### ASSIGNED TASK
Check each line of the listing below for the string "screening", and copy the ones that have it.

● ● ●

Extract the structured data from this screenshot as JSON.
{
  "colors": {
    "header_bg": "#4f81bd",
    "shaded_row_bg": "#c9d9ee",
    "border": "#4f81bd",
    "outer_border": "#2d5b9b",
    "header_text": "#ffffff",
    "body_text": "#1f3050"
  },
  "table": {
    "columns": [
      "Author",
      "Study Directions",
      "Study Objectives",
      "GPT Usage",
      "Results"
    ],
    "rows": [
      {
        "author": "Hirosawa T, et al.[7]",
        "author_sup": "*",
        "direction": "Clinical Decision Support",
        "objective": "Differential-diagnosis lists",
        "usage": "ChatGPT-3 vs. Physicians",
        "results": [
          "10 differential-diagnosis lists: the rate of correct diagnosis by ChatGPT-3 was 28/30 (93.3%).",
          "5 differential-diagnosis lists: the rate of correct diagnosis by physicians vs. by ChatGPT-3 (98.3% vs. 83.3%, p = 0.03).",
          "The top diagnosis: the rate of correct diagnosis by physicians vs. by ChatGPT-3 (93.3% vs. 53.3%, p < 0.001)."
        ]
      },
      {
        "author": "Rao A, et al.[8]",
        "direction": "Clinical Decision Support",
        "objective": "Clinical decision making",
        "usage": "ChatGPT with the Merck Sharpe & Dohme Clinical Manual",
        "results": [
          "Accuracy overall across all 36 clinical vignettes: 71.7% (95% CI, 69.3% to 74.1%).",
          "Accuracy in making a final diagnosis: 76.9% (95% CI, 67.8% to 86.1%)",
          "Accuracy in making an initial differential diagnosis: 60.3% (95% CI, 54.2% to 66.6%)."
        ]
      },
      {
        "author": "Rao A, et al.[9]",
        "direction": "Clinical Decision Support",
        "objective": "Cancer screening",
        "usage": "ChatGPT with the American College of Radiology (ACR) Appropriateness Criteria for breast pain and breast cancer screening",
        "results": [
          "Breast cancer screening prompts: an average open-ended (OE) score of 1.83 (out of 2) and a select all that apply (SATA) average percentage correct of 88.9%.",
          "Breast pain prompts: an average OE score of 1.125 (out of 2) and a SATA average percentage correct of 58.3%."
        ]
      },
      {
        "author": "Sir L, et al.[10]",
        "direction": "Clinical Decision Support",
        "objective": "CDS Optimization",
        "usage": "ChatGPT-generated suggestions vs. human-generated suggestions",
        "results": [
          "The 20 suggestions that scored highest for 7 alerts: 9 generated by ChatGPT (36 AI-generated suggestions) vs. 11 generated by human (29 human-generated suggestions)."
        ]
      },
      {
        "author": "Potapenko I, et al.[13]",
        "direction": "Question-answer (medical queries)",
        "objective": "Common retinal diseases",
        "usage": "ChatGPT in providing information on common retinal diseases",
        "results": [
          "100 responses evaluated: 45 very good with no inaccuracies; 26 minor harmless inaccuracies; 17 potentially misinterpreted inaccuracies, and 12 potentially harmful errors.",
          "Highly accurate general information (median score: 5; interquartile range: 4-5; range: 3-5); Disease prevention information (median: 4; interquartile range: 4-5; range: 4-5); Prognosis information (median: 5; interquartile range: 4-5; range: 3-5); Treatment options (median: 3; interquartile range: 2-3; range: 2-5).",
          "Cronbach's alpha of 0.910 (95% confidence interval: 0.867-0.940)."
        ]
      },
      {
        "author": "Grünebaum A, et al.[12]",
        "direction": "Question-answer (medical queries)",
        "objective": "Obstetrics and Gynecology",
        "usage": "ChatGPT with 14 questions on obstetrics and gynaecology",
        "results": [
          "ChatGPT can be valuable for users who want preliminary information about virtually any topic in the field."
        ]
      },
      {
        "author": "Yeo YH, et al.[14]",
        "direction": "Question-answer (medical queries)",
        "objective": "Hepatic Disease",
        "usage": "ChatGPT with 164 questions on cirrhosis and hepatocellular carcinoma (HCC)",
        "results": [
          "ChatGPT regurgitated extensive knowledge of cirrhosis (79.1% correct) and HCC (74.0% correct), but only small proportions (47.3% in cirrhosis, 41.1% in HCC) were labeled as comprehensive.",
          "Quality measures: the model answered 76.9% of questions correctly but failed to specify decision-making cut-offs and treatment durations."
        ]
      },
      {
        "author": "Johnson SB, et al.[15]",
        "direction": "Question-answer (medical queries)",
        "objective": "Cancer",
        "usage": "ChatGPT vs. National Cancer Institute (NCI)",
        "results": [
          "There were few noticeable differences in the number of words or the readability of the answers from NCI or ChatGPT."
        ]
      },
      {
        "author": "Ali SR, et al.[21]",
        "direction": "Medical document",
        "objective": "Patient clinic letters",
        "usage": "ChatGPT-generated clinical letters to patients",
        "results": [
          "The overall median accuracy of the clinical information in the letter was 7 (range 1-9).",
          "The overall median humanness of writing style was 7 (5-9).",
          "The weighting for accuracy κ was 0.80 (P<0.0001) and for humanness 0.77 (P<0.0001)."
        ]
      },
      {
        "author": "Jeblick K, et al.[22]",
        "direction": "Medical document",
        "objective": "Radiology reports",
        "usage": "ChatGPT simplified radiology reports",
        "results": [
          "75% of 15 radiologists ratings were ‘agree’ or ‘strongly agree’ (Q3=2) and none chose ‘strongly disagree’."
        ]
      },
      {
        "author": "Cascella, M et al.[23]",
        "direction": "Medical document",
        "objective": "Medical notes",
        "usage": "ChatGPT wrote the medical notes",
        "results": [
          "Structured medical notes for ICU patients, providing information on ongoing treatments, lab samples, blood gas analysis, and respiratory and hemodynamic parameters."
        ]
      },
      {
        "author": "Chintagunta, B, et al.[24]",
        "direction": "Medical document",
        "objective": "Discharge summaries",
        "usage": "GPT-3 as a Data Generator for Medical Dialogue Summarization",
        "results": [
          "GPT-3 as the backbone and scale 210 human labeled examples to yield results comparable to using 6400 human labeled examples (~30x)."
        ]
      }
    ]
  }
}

● ● ●

### ANSWER SECTION
        "objective": "Cancer screening",
        "usage": "ChatGPT with the American College of Radiology (ACR) Appropriateness Criteria for breast pain and breast cancer screening",
          "Breast cancer screening prompts: an average open-ended (OE) score of 1.83 (out of 2) and a select all that apply (SATA) average percentage correct of 88.9%.",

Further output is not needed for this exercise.